▶ **Passage**
To expand on Lorenz's response:

JMX will continue to be supported in 6.0.x (although not enabled by
default) - I'd expect us to continue releasing bug fix releases on this
branch until at least the end of 2017 (so another 15 months).  6.1 and
beyond will no longer support JMX management.

There are a couple of reasons for us ending support for the JMX management
APIs.  Firstly, the JMX APIs were introduced very early in the Broker's
evolution and no longer mapped well to the actual management functionality
available.  The JMX APIs had only limited provision for versioning to allow
for API evolution, and the way the APIs were implemented internally meant
that adding / modifying new functionality was burdensome.  In consequence
the JMX APIs had not evolved in some time and many necessary operations
were not available through JMX.

In addition to the support/maintenance burden of continuing support for a
"legacy" management API, there were fundamental security issues with JMX
itself (although I believe Oracle has subsequently issued a security update
for the JRE addressing these) whereby even when using username/password
authentication it was possible for an attacker to force the JRE to
deserialise arbitrary objects.  As such we could no longer recommend using
JMX in a production environment.

▶ **Information supplied**

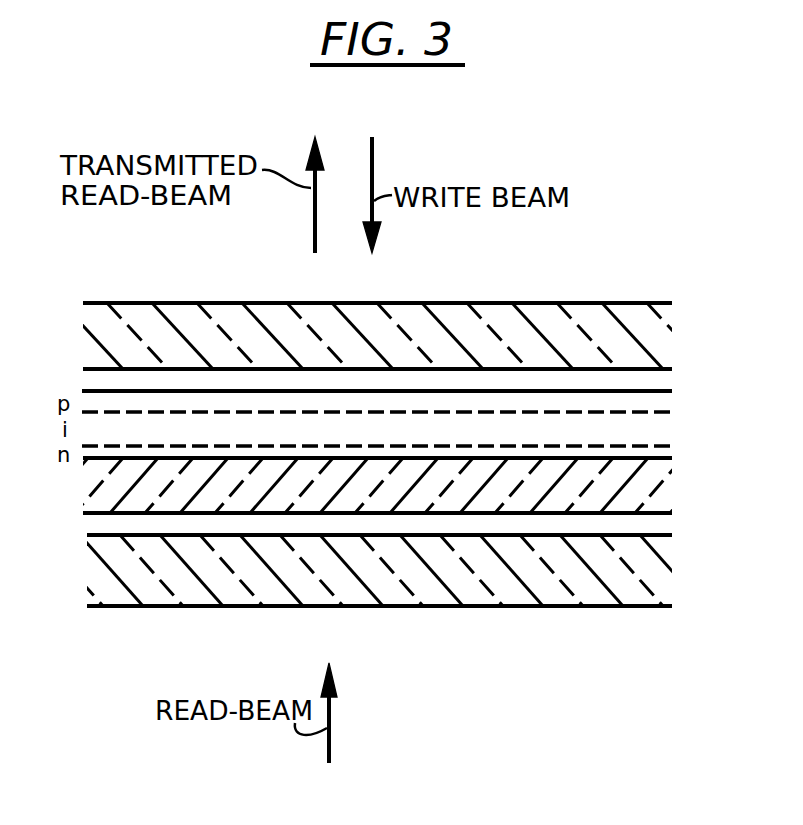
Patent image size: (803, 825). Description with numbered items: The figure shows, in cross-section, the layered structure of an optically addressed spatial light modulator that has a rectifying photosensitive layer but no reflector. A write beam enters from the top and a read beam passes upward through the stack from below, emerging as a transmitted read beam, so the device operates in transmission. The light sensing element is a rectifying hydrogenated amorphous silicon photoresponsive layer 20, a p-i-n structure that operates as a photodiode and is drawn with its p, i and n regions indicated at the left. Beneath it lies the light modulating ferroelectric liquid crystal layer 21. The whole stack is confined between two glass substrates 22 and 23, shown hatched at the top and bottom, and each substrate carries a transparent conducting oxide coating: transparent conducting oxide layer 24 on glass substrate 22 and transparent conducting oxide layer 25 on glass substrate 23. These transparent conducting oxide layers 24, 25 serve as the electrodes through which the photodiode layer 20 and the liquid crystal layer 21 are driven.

▶ **Written instruction 1**
Can you reproduce, word for word, the part of the JMX passage that opens with the words containing "To expand on" and closes with "support JMX management."?
▶ **Written instruction 2**
Answer these questions from the JMX passage:
(a) Until when are bug fix releases on the 6.0.x branch expected to continue?
(b) Starting with which version will JMX management no longer be supported?
(c) Even with username/password authentication, what could an attacker force the JRE to do?

▶ **Task result 1**
To expand on Lorenz's response:

JMX will continue to be supported in 6.0.x (although not enabled by
default) - I'd expect us to continue releasing bug fix releases on this
branch until at least the end of 2017 (so another 15 months).  6.1 and
beyond will no longer support JMX management.

▶ **Task result 2**
(a) Until at least the end of 2017, about another 15 months.
(b) Version 6.1.
(c) Deserialize arbitrary objects.